● Work to be completed: Each record must be reproduced exactly as it is shown.

Data entries for graphics
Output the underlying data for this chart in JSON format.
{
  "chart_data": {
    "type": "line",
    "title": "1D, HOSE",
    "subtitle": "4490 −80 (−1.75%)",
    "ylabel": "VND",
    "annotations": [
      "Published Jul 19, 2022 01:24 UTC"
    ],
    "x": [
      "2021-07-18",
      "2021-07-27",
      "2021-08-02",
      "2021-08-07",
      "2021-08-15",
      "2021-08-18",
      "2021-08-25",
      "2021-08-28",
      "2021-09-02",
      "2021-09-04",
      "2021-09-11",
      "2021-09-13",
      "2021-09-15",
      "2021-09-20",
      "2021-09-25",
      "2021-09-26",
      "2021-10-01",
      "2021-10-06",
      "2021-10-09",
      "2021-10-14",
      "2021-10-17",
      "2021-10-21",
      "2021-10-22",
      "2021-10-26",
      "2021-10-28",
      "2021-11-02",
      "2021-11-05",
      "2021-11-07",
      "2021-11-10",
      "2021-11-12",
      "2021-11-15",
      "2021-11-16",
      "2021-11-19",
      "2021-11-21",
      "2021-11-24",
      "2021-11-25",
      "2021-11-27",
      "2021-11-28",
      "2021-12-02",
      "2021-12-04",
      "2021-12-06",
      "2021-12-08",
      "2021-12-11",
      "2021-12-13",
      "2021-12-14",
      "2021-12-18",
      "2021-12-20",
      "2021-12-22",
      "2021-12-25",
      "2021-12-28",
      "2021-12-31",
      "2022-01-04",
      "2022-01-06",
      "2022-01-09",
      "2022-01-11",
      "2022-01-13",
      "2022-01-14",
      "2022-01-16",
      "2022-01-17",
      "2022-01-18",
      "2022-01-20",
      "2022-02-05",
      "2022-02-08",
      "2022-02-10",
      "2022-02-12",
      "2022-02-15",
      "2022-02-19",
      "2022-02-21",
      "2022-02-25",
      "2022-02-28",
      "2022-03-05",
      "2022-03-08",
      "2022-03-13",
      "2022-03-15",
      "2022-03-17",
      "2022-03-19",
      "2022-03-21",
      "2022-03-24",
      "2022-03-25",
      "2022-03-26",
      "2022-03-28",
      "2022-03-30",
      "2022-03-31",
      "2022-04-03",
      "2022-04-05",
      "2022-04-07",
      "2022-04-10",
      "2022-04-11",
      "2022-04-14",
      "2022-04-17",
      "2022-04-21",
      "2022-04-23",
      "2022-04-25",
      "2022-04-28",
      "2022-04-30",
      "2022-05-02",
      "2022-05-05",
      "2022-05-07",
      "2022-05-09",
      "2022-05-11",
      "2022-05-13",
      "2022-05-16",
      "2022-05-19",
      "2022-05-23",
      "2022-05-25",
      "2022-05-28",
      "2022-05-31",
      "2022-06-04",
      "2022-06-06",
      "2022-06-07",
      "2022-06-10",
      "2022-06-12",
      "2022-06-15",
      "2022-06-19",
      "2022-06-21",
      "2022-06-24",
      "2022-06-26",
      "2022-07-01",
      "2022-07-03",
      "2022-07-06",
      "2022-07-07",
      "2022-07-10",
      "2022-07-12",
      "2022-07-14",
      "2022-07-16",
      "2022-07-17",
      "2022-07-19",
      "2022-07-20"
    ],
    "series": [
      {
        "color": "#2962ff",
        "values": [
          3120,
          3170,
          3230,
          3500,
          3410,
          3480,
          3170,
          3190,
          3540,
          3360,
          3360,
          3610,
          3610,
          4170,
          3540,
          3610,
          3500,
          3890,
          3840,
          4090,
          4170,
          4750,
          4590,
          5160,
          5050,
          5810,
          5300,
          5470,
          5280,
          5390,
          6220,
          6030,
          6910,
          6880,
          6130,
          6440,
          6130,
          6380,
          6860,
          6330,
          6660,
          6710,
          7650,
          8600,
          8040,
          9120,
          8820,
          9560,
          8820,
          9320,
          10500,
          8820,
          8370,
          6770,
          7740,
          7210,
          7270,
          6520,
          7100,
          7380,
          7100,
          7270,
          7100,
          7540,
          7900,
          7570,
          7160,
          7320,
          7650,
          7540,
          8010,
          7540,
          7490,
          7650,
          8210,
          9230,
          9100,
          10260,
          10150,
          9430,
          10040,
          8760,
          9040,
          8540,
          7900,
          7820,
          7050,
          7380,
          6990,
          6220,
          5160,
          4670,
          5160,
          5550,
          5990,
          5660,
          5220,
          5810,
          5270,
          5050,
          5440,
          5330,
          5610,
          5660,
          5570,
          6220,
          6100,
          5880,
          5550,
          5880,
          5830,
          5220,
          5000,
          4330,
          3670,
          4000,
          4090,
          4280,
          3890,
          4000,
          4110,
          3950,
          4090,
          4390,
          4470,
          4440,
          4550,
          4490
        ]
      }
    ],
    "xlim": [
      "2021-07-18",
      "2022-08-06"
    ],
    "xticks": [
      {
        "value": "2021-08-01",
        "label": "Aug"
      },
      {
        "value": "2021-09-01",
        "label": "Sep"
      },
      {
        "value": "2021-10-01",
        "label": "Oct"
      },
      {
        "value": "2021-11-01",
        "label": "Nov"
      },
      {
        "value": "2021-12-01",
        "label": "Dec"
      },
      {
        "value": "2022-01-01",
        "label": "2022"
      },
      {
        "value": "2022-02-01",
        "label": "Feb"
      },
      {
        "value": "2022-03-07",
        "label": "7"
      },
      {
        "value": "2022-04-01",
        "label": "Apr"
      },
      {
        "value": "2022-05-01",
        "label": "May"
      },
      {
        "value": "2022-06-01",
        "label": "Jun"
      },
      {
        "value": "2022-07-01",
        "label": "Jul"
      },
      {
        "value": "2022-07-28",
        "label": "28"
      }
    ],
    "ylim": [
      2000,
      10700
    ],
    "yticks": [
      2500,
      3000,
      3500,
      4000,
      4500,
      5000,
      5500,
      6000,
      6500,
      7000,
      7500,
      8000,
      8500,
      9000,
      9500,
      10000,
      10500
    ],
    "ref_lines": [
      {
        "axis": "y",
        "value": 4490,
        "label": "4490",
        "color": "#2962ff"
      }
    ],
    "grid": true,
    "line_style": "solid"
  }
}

● Output:
Output the underlying data for this chart in JSON format.
{
  "chart_data": {
    "type": "line",
    "title": "1D, HOSE",
    "subtitle": "4490 −80 (−1.75%)",
    "ylabel": "VND",
    "annotations": [
      "Published Jul 19, 2022 01:24 UTC"
    ],
    "x": [
      "2021-07-18",
      "2021-07-27",
      "2021-08-02",
      "2021-08-07",
      "2021-08-15",
      "2021-08-18",
      "2021-08-25",
      "2021-08-28",
      "2021-09-02",
      "2021-09-04",
      "2021-09-11",
      "2021-09-13",
      "2021-09-15",
      "2021-09-20",
      "2021-09-25",
      "2021-09-26",
      "2021-10-01",
      "2021-10-06",
      "2021-10-09",
      "2021-10-14",
      "2021-10-17",
      "2021-10-21",
      "2021-10-22",
      "2021-10-26",
      "2021-10-28",
      "2021-11-02",
      "2021-11-05",
      "2021-11-07",
      "2021-11-10",
      "2021-11-12",
      "2021-11-15",
      "2021-11-16",
      "2021-11-19",
      "2021-11-21",
      "2021-11-24",
      "2021-11-25",
      "2021-11-27",
      "2021-11-28",
      "2021-12-02",
      "2021-12-04",
      "2021-12-06",
      "2021-12-08",
      "2021-12-11",
      "2021-12-13",
      "2021-12-14",
      "2021-12-18",
      "2021-12-20",
      "2021-12-22",
      "2021-12-25",
      "2021-12-28",
      "2021-12-31",
      "2022-01-04",
      "2022-01-06",
      "2022-01-09",
      "2022-01-11",
      "2022-01-13",
      "2022-01-14",
      "2022-01-16",
      "2022-01-17",
      "2022-01-18",
      "2022-01-20",
      "2022-02-05",
      "2022-02-08",
      "2022-02-10",
      "2022-02-12",
      "2022-02-15",
      "2022-02-19",
      "2022-02-21",
      "2022-02-25",
      "2022-02-28",
      "2022-03-05",
      "2022-03-08",
      "2022-03-13",
      "2022-03-15",
      "2022-03-17",
      "2022-03-19",
      "2022-03-21",
      "2022-03-24",
      "2022-03-25",
      "2022-03-26",
      "2022-03-28",
      "2022-03-30",
      "2022-03-31",
      "2022-04-03",
      "2022-04-05",
      "2022-04-07",
      "2022-04-10",
      "2022-04-11",
      "2022-04-14",
      "2022-04-17",
      "2022-04-21",
      "2022-04-23",
      "2022-04-25",
      "2022-04-28",
      "2022-04-30",
      "2022-05-02",
      "2022-05-05",
      "2022-05-07",
      "2022-05-09",
      "2022-05-11",
      "2022-05-13",
      "2022-05-16",
      "2022-05-19",
      "2022-05-23",
      "2022-05-25",
      "2022-05-28",
      "2022-05-31",
      "2022-06-04",
      "2022-06-06",
      "2022-06-07",
      "2022-06-10",
      "2022-06-12",
      "2022-06-15",
      "2022-06-19",
      "2022-06-21",
      "2022-06-24",
      "2022-06-26",
      "2022-07-01",
      "2022-07-03",
      "2022-07-06",
      "2022-07-07",
      "2022-07-10",
      "2022-07-12",
      "2022-07-14",
      "2022-07-16",
      "2022-07-17",
      "2022-07-19",
      "2022-07-20"
    ],
    "series": [
      {
        "color": "#2962ff",
        "values": [
          3120,
          3170,
          3230,
          3500,
          3410,
          3480,
          3170,
          3190,
          3540,
          3360,
          3360,
          3610,
          3610,
          4170,
          3540,
          3610,
          3500,
          3890,
          3840,
          4090,
          4170,
          4750,
          4590,
          5160,
          5050,
          5810,
          5300,
          5470,
          5280,
          5390,
          6220,
          6030,
          6910,
          6880,
          6130,
          6440,
          6130,
          6380,
          6860,
          6330,
          6660,
          6710,
          7650,
          8600,
          8040,
          9120,
          8820,
          9560,
          8820,
          9320,
          10500,
          8820,
          8370,
          6770,
          7740,
          7210,
          7270,
          6520,
          7100,
          7380,
          7100,
          7270,
          7100,
          7540,
          7900,
          7570,
          7160,
          7320,
          7650,
          7540,
          8010,
          7540,
          7490,
          7650,
          8210,
          9230,
          9100,
          10260,
          10150,
          9430,
          10040,
          8760,
          9040,
          8540,
          7900,
          7820,
          7050,
          7380,
          6990,
          6220,
          5160,
          4670,
          5160,
          5550,
          5990,
          5660,
          5220,
          5810,
          5270,
          5050,
          5440,
          5330,
          5610,
          5660,
          5570,
          6220,
          6100,
          5880,
          5550,
          5880,
          5830,
          5220,
          5000,
          4330,
          3670,
          4000,
          4090,
          4280,
          3890,
          4000,
          4110,
          3950,
          4090,
          4390,
          4470,
          4440,
          4550,
          4490
        ]
      }
    ],
    "xlim": [
      "2021-07-18",
      "2022-08-06"
    ],
    "xticks": [
      {
        "value": "2021-08-01",
        "label": "Aug"
      },
      {
        "value": "2021-09-01",
        "label": "Sep"
      },
      {
        "value": "2021-10-01",
        "label": "Oct"
      },
      {
        "value": "2021-11-01",
        "label": "Nov"
      },
      {
        "value": "2021-12-01",
        "label": "Dec"
      },
      {
        "value": "2022-01-01",
        "label": "2022"
      },
      {
        "value": "2022-02-01",
        "label": "Feb"
      },
      {
        "value": "2022-03-07",
        "label": "7"
      },
      {
        "value": "2022-04-01",
        "label": "Apr"
      },
      {
        "value": "2022-05-01",
        "label": "May"
      },
      {
        "value": "2022-06-01",
        "label": "Jun"
      },
      {
        "value": "2022-07-01",
        "label": "Jul"
      },
      {
        "value": "2022-07-28",
        "label": "28"
      }
    ],
    "ylim": [
      2000,
      10700
    ],
    "yticks": [
      2500,
      3000,
      3500,
      4000,
      4500,
      5000,
      5500,
      6000,
      6500,
      7000,
      7500,
      8000,
      8500,
      9000,
      9500,
      10000,
      10500
    ],
    "ref_lines": [
      {
        "axis": "y",
        "value": 4490,
        "label": "4490",
        "color": "#2962ff"
      }
    ],
    "grid": true,
    "line_style": "solid"
  }
}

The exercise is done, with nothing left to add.